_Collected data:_
* Start *

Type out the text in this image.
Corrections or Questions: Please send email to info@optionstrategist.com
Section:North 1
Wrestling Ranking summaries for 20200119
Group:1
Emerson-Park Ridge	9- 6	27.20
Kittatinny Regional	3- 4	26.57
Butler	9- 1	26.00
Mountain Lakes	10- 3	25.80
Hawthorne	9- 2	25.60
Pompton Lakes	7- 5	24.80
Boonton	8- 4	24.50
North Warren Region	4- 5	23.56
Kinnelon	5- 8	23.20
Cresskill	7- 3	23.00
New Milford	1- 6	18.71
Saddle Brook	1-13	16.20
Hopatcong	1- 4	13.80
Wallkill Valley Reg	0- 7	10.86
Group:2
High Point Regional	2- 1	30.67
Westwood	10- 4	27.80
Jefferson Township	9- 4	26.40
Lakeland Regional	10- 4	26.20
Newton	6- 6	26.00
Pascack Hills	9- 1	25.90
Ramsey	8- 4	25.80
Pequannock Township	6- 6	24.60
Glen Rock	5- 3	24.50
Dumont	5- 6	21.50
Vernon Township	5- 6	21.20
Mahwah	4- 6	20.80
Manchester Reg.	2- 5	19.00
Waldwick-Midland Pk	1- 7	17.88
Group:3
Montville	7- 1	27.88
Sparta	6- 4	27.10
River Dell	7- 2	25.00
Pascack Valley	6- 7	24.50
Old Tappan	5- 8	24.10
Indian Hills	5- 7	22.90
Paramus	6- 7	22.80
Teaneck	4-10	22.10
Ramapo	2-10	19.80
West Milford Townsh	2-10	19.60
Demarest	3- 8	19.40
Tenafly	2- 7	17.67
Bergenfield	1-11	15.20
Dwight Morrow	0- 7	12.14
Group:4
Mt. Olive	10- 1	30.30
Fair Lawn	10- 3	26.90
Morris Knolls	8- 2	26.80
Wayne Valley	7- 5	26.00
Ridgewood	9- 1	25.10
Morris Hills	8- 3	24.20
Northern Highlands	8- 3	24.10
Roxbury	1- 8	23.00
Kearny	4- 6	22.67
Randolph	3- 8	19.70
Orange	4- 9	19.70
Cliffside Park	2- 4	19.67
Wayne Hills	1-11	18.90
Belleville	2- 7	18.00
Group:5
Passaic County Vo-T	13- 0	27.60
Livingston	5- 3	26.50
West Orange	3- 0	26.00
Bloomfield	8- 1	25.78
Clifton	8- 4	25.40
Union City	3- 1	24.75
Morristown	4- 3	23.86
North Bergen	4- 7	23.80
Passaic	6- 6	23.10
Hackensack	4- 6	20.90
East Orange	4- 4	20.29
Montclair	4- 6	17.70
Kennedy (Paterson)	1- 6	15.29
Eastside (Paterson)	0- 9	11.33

* End *

_Stated goal:_
Write out the records above again, keeping each one identical to the original.

_Response for this exercise:_
Type out the text in this image.
Corrections or Questions: Please send email to info@optionstrategist.com
Section:North 1
Wrestling Ranking summaries for 20200119
Group:1
Emerson-Park Ridge	9- 6	27.20
Kittatinny Regional	3- 4	26.57
Butler	9- 1	26.00
Mountain Lakes	10- 3	25.80
Hawthorne	9- 2	25.60
Pompton Lakes	7- 5	24.80
Boonton	8- 4	24.50
North Warren Region	4- 5	23.56
Kinnelon	5- 8	23.20
Cresskill	7- 3	23.00
New Milford	1- 6	18.71
Saddle Brook	1-13	16.20
Hopatcong	1- 4	13.80
Wallkill Valley Reg	0- 7	10.86
Group:2
High Point Regional	2- 1	30.67
Westwood	10- 4	27.80
Jefferson Township	9- 4	26.40
Lakeland Regional	10- 4	26.20
Newton	6- 6	26.00
Pascack Hills	9- 1	25.90
Ramsey	8- 4	25.80
Pequannock Township	6- 6	24.60
Glen Rock	5- 3	24.50
Dumont	5- 6	21.50
Vernon Township	5- 6	21.20
Mahwah	4- 6	20.80
Manchester Reg.	2- 5	19.00
Waldwick-Midland Pk	1- 7	17.88
Group:3
Montville	7- 1	27.88
Sparta	6- 4	27.10
River Dell	7- 2	25.00
Pascack Valley	6- 7	24.50
Old Tappan	5- 8	24.10
Indian Hills	5- 7	22.90
Paramus	6- 7	22.80
Teaneck	4-10	22.10
Ramapo	2-10	19.80
West Milford Townsh	2-10	19.60
Demarest	3- 8	19.40
Tenafly	2- 7	17.67
Bergenfield	1-11	15.20
Dwight Morrow	0- 7	12.14
Group:4
Mt. Olive	10- 1	30.30
Fair Lawn	10- 3	26.90
Morris Knolls	8- 2	26.80
Wayne Valley	7- 5	26.00
Ridgewood	9- 1	25.10
Morris Hills	8- 3	24.20
Northern Highlands	8- 3	24.10
Roxbury	1- 8	23.00
Kearny	4- 6	22.67
Randolph	3- 8	19.70
Orange	4- 9	19.70
Cliffside Park	2- 4	19.67
Wayne Hills	1-11	18.90
Belleville	2- 7	18.00
Group:5
Passaic County Vo-T	13- 0	27.60
Livingston	5- 3	26.50
West Orange	3- 0	26.00
Bloomfield	8- 1	25.78
Clifton	8- 4	25.40
Union City	3- 1	24.75
Morristown	4- 3	23.86
North Bergen	4- 7	23.80
Passaic	6- 6	23.10
Hackensack	4- 6	20.90
East Orange	4- 4	20.29
Montclair	4- 6	17.70
Kennedy (Paterson)	1- 6	15.29
Eastside (Paterson)	0- 9	11.33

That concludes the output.